**What the task asks**. Show each line that has the string "Works" in it.

**Record set**.
--- Begin ---

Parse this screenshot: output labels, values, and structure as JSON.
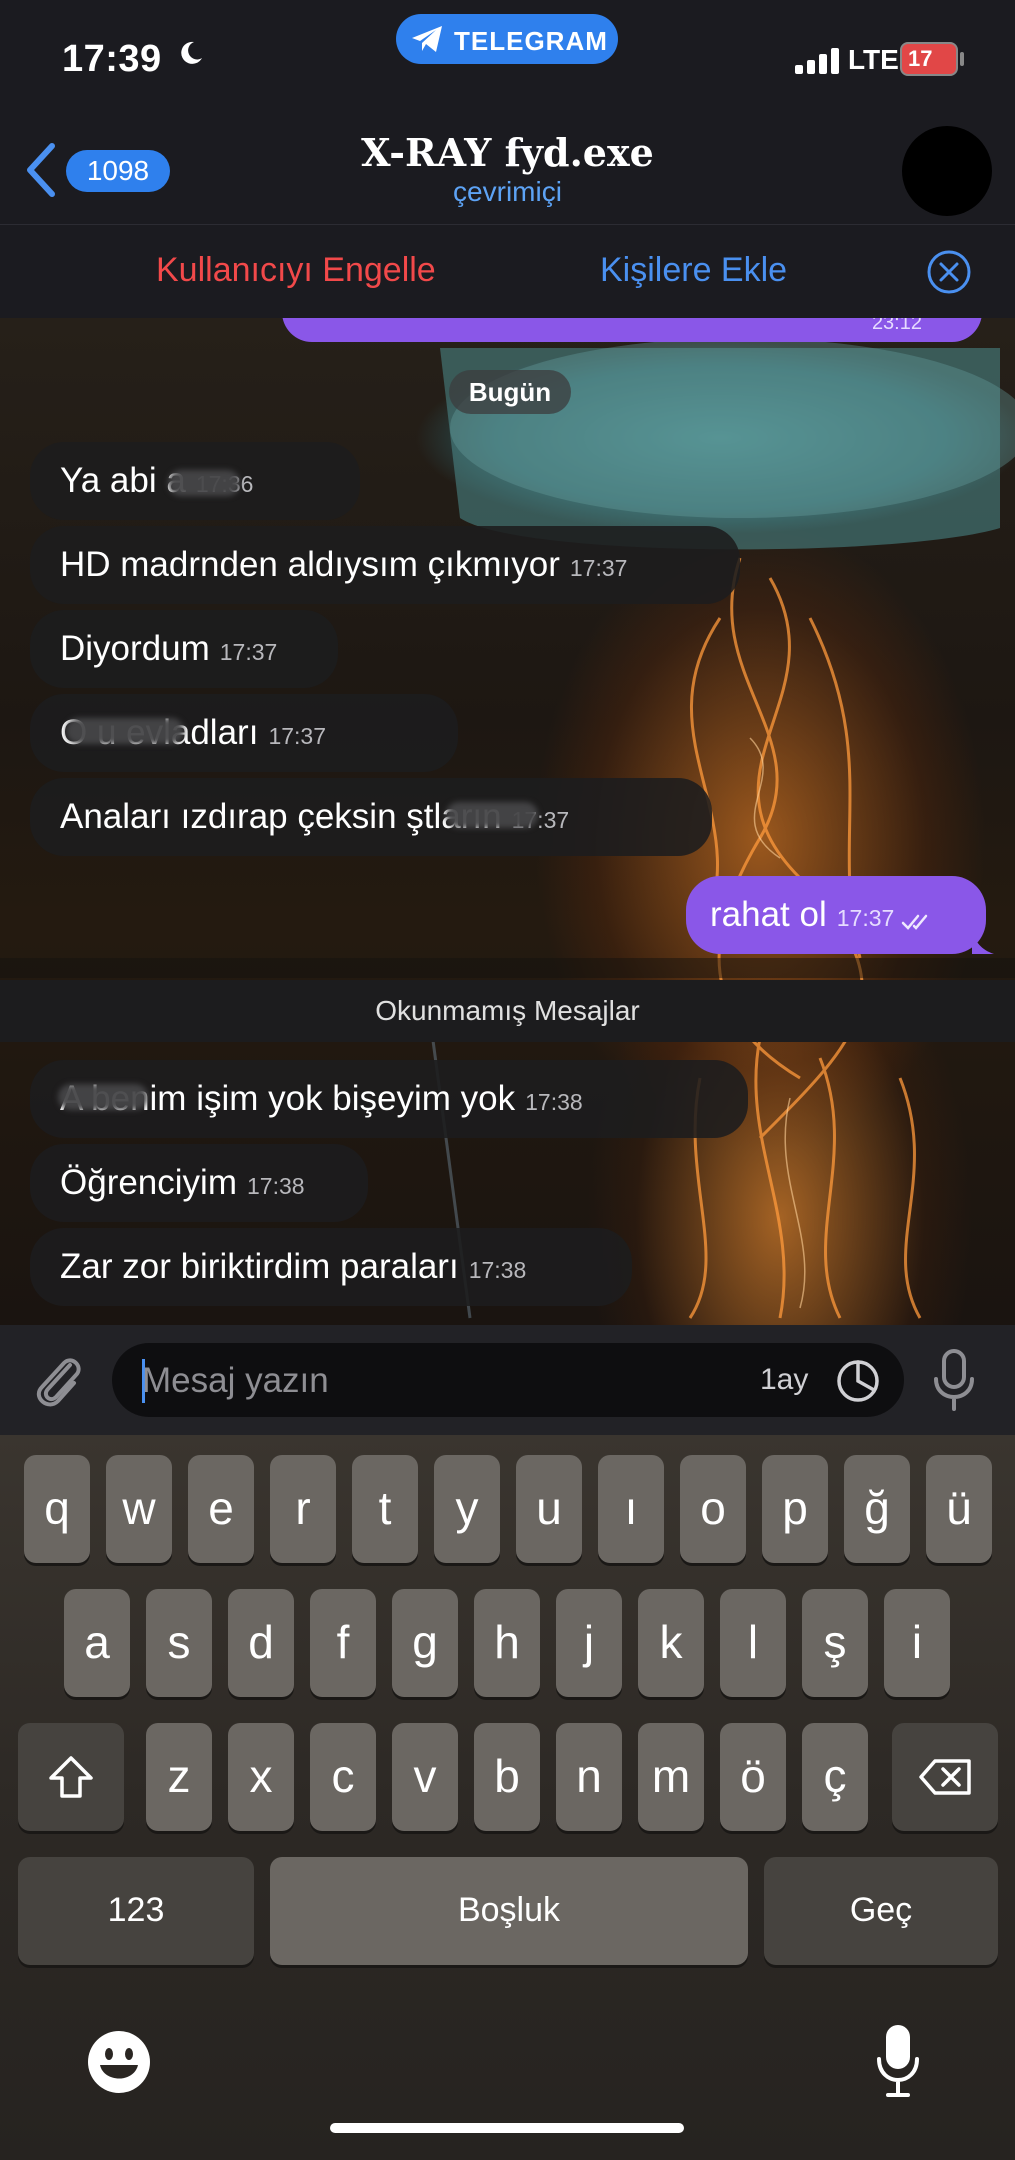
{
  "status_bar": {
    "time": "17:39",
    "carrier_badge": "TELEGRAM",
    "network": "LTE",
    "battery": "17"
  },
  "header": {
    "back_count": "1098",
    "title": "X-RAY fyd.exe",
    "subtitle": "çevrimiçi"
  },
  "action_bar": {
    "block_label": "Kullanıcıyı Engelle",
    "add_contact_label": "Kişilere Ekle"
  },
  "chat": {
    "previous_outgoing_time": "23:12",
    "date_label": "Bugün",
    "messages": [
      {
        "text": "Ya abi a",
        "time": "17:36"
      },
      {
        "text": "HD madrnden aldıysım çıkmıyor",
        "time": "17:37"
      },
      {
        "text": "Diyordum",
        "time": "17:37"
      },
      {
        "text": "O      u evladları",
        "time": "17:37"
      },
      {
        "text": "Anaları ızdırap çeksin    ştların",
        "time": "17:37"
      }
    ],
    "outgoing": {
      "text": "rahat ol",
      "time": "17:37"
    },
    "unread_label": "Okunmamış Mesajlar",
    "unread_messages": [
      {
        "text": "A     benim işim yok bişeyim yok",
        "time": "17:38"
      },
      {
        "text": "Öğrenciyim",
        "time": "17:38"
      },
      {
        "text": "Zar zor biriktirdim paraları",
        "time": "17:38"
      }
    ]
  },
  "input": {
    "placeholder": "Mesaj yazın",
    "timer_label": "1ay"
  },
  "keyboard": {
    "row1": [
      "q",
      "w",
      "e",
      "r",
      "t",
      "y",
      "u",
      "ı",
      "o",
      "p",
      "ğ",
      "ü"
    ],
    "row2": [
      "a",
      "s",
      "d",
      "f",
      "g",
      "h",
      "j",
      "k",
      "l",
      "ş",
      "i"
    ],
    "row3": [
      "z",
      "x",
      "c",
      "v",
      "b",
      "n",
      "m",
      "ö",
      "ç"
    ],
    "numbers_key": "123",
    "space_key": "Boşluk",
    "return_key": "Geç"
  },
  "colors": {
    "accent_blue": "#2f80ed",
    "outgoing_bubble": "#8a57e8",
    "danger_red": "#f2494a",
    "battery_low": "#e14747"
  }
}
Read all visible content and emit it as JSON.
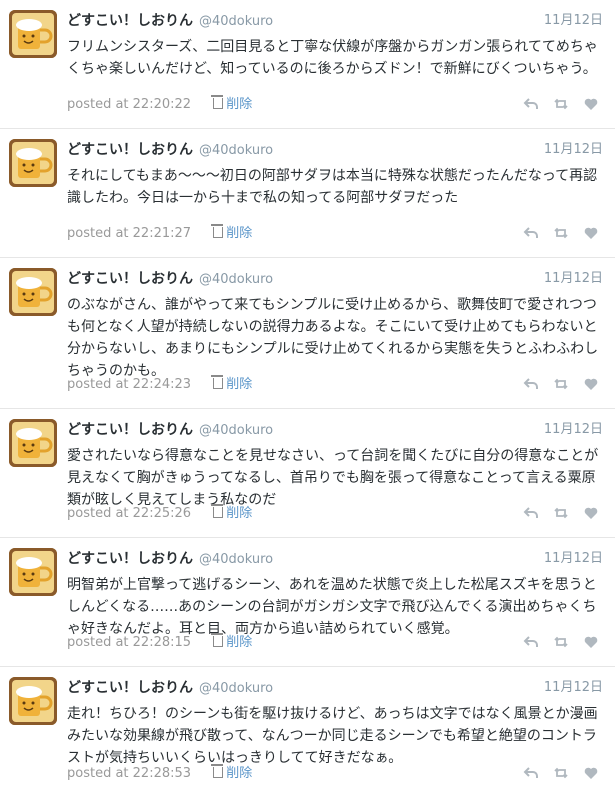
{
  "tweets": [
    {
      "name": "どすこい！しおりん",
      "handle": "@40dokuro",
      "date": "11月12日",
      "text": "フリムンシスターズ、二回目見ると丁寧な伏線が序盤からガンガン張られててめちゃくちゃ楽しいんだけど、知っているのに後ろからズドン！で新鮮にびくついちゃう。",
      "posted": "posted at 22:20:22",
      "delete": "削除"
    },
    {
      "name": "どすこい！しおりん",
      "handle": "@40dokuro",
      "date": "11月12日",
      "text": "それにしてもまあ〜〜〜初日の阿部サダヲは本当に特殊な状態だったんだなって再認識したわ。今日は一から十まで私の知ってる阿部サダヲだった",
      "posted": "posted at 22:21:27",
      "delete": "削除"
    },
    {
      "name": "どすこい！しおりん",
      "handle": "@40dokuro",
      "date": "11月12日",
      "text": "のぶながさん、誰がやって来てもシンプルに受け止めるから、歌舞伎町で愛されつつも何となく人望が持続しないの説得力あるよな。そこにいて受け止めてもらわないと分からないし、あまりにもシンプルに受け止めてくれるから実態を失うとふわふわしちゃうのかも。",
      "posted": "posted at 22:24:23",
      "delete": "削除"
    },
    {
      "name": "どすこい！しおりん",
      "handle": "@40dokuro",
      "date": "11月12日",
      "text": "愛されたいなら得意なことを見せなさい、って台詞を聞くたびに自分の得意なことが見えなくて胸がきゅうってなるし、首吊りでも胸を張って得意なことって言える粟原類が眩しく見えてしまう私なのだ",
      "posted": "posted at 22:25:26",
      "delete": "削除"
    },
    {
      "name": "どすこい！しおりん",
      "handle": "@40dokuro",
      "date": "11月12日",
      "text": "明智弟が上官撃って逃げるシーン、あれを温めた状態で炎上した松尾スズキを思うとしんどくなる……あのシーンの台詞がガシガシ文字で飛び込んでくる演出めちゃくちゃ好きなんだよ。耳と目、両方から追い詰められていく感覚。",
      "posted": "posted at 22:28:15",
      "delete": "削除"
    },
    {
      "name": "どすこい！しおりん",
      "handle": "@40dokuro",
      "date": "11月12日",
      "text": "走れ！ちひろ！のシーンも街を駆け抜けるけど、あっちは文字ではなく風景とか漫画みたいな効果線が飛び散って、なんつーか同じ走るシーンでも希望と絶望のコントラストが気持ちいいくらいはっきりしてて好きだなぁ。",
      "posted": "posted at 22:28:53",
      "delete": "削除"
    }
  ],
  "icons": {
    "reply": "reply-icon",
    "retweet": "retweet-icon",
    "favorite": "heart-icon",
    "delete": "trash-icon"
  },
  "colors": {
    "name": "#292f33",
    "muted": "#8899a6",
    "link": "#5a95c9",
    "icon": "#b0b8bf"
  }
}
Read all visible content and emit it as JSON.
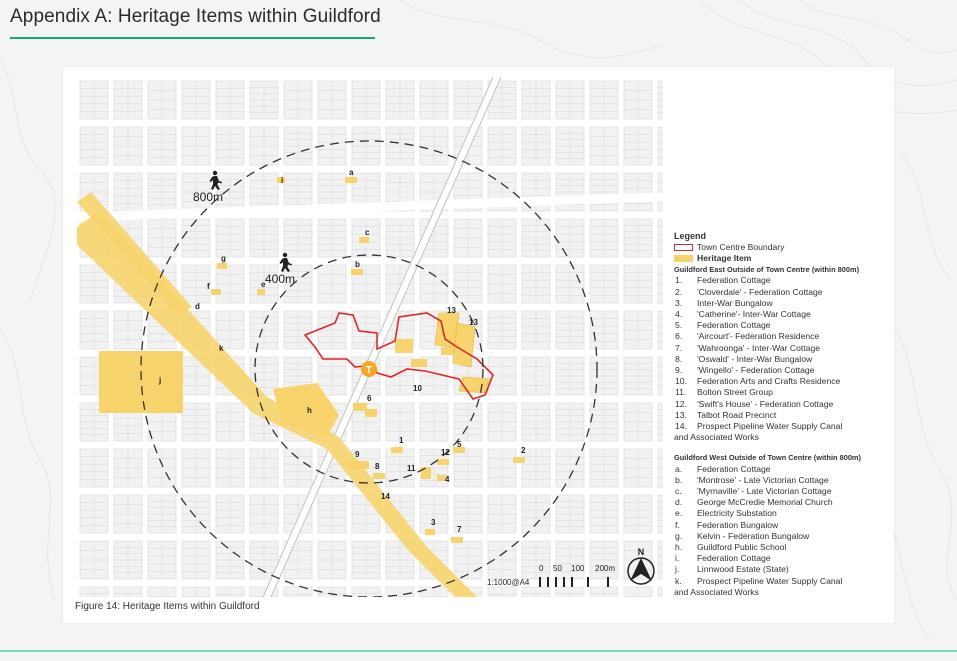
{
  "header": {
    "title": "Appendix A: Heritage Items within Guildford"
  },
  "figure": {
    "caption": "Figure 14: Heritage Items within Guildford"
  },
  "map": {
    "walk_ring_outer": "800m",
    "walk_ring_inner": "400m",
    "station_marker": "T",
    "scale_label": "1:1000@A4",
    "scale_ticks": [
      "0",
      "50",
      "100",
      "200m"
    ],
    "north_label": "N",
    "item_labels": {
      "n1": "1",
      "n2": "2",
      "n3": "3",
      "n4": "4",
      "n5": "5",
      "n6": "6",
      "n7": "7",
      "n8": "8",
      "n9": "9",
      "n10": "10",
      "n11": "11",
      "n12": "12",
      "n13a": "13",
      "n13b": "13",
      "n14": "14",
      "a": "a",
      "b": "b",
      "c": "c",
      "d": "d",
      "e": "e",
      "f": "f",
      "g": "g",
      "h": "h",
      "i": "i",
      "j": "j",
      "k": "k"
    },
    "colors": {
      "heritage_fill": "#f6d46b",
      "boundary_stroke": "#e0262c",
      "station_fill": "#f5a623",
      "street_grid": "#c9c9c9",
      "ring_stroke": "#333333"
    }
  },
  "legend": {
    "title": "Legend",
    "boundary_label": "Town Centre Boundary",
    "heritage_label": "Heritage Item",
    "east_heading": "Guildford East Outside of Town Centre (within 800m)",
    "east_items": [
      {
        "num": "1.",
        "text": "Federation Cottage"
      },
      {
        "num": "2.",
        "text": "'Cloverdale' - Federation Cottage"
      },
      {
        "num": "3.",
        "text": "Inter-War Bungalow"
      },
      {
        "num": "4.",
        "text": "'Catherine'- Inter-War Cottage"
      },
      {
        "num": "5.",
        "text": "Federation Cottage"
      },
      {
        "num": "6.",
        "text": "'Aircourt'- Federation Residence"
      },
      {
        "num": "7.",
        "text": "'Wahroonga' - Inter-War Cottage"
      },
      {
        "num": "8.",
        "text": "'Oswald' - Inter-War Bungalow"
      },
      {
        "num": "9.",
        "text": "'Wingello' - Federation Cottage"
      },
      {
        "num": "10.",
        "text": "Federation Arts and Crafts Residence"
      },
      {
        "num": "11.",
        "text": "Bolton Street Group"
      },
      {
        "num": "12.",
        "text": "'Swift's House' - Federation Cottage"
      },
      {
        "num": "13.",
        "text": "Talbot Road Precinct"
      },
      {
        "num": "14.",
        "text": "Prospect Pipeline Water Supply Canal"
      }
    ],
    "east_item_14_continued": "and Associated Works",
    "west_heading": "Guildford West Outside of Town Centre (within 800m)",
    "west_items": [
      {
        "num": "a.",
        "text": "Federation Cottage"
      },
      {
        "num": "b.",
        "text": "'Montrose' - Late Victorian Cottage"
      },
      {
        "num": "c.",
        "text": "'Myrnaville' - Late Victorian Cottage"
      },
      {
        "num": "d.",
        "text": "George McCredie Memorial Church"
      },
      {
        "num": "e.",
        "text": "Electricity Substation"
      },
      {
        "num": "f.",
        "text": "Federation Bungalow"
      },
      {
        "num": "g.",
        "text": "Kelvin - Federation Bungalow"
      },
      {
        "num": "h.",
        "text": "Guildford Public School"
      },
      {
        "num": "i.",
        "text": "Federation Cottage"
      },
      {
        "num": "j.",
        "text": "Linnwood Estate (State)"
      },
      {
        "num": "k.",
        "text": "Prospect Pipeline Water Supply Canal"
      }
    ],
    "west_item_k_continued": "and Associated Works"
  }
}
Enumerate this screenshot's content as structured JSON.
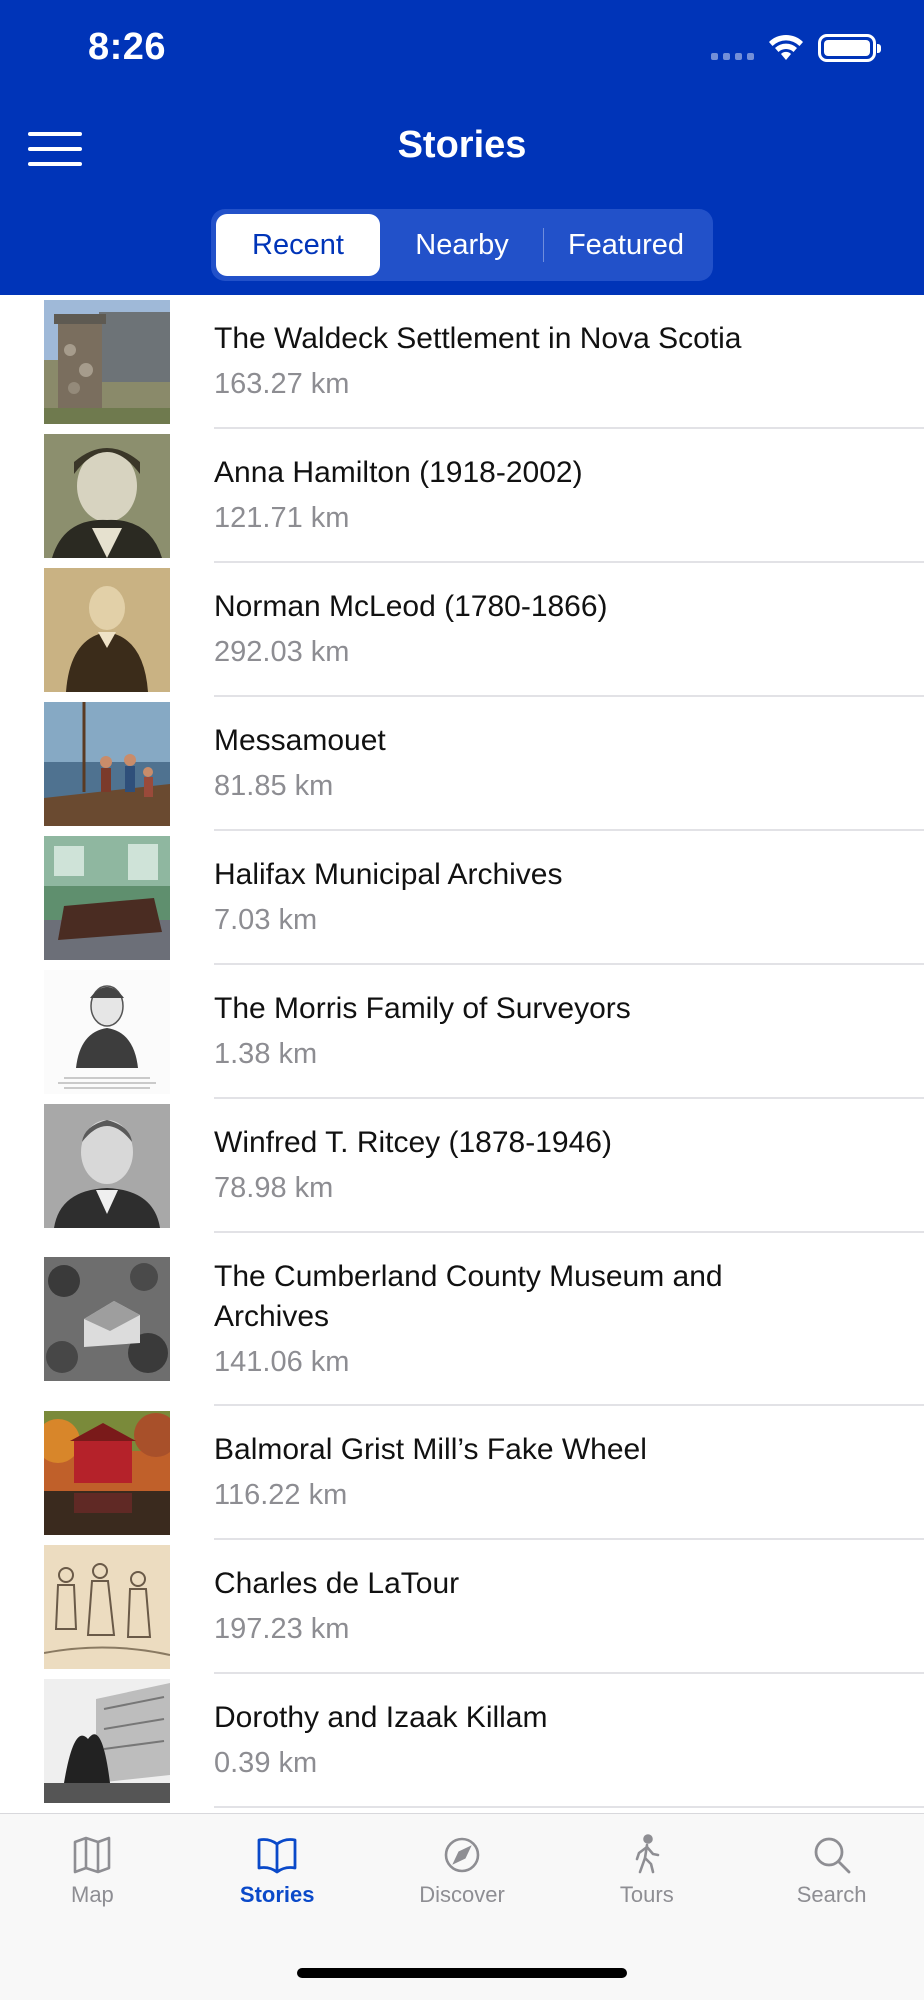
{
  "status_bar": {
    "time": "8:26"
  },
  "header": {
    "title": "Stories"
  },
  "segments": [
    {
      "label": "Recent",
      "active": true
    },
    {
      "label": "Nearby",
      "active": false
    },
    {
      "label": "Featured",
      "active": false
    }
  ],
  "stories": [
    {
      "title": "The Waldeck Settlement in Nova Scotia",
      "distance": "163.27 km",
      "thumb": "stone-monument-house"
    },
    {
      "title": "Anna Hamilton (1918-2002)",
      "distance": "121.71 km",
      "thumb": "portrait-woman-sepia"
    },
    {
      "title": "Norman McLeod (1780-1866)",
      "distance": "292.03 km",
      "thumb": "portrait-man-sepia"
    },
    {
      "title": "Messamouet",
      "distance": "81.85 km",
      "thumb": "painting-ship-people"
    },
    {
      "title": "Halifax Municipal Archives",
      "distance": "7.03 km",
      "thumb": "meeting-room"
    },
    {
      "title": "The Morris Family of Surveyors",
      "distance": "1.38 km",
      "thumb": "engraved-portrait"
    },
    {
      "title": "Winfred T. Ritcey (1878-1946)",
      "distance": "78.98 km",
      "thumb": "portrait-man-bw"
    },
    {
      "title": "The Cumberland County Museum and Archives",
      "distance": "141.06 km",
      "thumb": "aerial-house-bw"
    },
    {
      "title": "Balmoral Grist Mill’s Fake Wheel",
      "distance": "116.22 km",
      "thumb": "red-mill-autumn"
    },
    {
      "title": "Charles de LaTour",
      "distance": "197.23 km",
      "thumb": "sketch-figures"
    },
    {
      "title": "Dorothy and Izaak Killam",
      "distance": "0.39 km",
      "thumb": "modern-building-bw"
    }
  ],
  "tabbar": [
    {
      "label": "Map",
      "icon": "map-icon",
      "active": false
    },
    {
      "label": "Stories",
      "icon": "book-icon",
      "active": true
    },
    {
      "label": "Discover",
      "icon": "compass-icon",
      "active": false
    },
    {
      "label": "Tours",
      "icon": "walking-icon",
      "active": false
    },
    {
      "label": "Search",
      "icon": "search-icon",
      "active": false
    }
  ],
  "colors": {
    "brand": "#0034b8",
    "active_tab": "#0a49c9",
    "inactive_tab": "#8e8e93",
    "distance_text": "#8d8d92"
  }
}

--- End ---

**Solution to this problem**.
    "east_item_14_continued": "and Associated Works",
    "west_item_k_continued": "and Associated Works"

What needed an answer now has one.